What the exercise asks:
Search the material below for the string "test" and extract each line that has it.

Task data:
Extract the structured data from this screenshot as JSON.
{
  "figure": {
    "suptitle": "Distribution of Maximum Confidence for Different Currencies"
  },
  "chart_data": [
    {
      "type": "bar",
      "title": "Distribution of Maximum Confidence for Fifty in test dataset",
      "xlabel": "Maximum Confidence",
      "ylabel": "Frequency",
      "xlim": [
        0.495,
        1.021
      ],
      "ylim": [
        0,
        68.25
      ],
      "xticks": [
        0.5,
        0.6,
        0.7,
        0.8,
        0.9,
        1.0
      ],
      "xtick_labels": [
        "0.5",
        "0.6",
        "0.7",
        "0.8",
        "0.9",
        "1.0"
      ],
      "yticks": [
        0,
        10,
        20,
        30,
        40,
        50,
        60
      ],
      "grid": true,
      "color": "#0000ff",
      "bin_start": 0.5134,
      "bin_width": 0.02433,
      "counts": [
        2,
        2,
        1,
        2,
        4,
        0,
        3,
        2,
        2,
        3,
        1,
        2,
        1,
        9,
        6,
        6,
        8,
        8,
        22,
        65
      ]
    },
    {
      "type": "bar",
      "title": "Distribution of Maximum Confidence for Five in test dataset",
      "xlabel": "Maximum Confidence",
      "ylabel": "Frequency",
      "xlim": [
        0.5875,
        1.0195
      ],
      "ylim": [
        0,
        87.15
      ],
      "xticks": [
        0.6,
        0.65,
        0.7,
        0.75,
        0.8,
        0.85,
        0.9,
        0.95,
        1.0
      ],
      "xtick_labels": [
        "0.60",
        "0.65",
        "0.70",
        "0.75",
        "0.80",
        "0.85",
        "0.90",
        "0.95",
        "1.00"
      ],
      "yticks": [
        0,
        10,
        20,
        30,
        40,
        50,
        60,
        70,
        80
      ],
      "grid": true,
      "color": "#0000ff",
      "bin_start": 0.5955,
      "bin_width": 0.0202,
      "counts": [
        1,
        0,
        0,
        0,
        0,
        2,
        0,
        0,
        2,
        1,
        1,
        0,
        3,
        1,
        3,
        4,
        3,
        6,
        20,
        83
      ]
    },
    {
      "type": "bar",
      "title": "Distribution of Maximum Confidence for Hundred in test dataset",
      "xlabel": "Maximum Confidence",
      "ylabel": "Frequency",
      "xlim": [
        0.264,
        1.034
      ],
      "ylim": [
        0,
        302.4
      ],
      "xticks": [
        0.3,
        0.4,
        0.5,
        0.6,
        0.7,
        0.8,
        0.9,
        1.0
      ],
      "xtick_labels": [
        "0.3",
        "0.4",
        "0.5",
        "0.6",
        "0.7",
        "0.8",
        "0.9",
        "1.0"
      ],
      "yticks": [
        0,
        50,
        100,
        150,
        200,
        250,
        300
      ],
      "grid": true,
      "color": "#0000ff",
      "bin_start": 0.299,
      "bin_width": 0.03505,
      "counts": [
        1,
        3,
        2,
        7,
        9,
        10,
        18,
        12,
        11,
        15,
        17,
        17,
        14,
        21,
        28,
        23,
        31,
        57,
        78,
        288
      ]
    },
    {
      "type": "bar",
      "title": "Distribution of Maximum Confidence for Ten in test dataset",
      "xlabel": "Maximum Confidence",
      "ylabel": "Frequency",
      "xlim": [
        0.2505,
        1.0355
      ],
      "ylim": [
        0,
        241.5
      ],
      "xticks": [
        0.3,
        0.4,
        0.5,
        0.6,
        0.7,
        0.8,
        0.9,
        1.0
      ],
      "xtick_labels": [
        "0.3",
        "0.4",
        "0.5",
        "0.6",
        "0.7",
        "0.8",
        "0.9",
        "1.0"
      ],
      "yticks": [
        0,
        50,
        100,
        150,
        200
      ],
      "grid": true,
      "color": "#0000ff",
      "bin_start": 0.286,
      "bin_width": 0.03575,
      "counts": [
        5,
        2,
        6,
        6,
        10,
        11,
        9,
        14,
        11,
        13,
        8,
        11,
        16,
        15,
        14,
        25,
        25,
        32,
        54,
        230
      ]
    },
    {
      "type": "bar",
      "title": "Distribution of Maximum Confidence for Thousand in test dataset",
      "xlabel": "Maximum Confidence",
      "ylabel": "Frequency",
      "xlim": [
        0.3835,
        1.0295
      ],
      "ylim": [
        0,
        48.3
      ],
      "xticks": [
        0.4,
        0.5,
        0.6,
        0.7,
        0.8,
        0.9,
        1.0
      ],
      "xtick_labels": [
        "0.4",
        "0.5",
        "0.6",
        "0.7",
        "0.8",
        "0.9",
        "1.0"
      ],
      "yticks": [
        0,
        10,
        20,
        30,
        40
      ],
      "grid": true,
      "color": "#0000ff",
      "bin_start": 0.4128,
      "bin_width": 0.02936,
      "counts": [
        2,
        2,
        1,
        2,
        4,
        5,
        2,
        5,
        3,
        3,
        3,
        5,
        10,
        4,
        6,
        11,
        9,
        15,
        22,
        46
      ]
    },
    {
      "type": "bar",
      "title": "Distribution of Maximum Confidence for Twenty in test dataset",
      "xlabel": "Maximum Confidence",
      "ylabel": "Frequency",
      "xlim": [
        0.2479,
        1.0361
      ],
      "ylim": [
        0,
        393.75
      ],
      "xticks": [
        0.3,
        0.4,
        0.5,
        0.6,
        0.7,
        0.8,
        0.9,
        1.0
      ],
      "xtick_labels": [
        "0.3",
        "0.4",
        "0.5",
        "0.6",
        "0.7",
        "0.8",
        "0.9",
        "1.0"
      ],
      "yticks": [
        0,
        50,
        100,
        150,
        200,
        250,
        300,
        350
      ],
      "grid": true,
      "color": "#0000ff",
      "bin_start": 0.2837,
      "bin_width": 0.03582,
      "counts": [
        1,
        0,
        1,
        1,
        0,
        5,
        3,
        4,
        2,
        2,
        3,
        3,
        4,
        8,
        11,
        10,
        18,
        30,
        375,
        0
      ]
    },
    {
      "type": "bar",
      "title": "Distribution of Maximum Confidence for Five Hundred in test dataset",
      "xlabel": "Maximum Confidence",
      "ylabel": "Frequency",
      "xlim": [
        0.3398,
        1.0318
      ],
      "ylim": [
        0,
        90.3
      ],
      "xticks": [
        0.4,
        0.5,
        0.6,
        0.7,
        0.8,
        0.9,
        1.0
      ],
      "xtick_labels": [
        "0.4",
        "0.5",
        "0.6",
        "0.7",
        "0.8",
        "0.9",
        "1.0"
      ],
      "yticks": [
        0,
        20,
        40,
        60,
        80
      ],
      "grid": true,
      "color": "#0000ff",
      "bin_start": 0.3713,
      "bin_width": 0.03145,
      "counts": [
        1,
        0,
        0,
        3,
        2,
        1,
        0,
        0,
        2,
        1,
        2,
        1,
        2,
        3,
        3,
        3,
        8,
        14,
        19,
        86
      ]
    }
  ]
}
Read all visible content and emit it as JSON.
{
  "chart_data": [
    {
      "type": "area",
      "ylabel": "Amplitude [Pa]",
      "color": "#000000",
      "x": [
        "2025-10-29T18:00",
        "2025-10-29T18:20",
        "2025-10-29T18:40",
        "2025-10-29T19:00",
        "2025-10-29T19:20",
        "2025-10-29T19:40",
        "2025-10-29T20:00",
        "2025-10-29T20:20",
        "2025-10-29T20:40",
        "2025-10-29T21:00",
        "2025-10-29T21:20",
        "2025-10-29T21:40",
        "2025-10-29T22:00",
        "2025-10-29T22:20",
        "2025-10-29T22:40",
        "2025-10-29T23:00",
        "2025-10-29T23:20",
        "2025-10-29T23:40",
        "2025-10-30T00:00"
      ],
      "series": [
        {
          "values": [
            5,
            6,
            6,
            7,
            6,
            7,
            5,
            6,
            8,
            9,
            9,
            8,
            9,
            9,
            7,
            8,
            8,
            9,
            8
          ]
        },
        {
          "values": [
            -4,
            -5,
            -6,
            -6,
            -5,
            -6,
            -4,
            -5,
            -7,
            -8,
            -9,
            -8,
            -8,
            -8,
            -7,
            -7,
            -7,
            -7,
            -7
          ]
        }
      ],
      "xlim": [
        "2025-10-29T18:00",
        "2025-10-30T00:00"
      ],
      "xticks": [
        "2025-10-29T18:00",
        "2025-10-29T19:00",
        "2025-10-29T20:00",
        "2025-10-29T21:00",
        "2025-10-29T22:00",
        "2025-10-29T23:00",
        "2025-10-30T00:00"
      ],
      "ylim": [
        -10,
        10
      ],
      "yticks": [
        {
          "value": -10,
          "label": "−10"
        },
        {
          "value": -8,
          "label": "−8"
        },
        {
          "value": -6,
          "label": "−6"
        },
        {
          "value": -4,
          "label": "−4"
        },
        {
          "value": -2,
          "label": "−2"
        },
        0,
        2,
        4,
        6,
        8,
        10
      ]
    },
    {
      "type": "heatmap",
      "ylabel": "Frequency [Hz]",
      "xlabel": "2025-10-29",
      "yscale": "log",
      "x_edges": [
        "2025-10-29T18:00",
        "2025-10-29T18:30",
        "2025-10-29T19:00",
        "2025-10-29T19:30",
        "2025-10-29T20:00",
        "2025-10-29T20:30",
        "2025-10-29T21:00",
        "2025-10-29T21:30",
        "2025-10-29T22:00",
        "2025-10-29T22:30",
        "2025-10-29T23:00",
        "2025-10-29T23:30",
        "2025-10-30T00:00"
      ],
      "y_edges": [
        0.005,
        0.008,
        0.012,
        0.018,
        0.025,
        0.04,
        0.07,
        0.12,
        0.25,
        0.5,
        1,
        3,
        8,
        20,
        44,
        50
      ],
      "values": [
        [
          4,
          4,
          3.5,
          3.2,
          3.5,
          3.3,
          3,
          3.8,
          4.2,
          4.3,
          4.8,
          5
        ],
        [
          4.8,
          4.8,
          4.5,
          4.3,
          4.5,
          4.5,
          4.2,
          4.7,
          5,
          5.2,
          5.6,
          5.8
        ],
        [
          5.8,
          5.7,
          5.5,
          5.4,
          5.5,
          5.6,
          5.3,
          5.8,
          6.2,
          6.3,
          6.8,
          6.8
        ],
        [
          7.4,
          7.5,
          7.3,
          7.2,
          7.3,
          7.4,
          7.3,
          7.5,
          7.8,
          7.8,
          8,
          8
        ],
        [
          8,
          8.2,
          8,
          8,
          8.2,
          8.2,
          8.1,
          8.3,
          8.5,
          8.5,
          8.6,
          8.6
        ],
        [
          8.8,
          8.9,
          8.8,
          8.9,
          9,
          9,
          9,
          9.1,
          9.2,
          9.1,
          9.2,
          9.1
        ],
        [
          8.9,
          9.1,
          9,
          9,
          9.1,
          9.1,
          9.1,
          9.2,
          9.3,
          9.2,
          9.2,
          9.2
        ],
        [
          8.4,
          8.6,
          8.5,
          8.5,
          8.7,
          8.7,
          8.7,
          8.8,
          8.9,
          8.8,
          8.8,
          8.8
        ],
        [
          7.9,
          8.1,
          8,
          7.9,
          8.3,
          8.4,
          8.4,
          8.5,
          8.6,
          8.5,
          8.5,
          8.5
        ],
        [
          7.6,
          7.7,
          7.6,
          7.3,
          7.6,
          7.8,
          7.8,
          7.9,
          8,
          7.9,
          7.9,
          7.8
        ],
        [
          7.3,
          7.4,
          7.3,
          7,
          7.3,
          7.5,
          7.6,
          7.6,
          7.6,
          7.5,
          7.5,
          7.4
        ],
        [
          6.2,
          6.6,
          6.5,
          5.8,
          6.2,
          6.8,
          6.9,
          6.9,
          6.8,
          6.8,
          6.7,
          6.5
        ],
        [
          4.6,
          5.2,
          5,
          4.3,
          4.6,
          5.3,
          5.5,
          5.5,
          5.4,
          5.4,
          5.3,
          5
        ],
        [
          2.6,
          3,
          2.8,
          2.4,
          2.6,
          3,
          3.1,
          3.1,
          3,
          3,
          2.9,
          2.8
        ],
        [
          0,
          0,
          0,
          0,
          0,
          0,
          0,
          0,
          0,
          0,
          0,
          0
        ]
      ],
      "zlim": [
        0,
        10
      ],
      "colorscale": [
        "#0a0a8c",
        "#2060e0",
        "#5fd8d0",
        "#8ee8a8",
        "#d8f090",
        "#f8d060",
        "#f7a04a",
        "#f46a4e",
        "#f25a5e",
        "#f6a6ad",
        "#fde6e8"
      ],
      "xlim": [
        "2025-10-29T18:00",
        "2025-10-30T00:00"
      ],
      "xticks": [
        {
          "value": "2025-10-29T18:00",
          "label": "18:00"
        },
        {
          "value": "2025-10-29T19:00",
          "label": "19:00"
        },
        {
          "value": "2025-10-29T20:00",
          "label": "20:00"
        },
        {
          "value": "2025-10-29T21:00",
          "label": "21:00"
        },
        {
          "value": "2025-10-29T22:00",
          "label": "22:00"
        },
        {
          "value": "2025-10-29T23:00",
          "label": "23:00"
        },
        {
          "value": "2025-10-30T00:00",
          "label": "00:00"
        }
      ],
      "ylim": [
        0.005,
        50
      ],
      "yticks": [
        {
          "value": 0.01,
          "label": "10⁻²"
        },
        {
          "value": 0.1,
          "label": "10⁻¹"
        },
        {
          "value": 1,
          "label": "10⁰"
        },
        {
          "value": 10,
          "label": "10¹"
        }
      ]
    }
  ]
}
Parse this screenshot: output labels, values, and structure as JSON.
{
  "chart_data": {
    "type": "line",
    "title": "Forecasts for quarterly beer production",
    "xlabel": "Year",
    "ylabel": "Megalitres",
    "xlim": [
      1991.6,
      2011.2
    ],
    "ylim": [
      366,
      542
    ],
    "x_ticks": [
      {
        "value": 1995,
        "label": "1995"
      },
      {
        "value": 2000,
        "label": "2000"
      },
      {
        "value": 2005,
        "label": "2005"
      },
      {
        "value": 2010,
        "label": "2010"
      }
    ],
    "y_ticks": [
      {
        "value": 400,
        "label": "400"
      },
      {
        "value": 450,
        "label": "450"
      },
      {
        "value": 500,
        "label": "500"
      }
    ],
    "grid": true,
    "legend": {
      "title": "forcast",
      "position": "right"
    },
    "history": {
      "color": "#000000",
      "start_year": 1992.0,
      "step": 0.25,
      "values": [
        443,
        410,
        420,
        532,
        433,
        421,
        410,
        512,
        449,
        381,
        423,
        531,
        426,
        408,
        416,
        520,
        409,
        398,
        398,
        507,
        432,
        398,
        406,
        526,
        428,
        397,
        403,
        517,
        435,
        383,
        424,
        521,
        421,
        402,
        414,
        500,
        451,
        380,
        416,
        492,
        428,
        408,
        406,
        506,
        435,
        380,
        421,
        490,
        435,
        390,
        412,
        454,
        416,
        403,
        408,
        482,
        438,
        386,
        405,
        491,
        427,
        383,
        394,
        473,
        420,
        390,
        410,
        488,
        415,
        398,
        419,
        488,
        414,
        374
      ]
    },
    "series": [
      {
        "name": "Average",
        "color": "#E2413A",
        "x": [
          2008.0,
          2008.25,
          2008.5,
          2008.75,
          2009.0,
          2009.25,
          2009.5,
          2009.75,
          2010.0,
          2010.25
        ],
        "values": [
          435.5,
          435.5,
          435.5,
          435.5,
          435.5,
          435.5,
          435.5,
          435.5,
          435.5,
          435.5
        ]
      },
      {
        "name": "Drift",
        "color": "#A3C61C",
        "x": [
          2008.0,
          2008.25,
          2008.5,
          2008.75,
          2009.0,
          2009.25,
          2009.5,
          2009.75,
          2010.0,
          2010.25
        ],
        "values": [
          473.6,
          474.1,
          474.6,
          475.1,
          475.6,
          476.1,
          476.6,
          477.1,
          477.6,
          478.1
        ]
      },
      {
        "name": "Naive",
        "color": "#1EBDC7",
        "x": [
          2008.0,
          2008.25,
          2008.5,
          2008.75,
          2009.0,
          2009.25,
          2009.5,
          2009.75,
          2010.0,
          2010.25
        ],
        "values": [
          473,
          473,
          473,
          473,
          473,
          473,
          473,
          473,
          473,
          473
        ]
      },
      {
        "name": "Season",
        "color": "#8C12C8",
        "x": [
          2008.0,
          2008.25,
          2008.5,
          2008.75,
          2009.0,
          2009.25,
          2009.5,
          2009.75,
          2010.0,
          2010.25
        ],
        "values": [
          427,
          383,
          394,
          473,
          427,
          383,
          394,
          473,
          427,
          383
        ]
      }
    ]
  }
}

Final result:
      "title": "Distribution of Maximum Confidence for Fifty in test dataset",
      "title": "Distribution of Maximum Confidence for Five in test dataset",
      "title": "Distribution of Maximum Confidence for Hundred in test dataset",
      "title": "Distribution of Maximum Confidence for Ten in test dataset",
      "title": "Distribution of Maximum Confidence for Thousand in test dataset",
      "title": "Distribution of Maximum Confidence for Twenty in test dataset",
      "title": "Distribution of Maximum Confidence for Five Hundred in test dataset",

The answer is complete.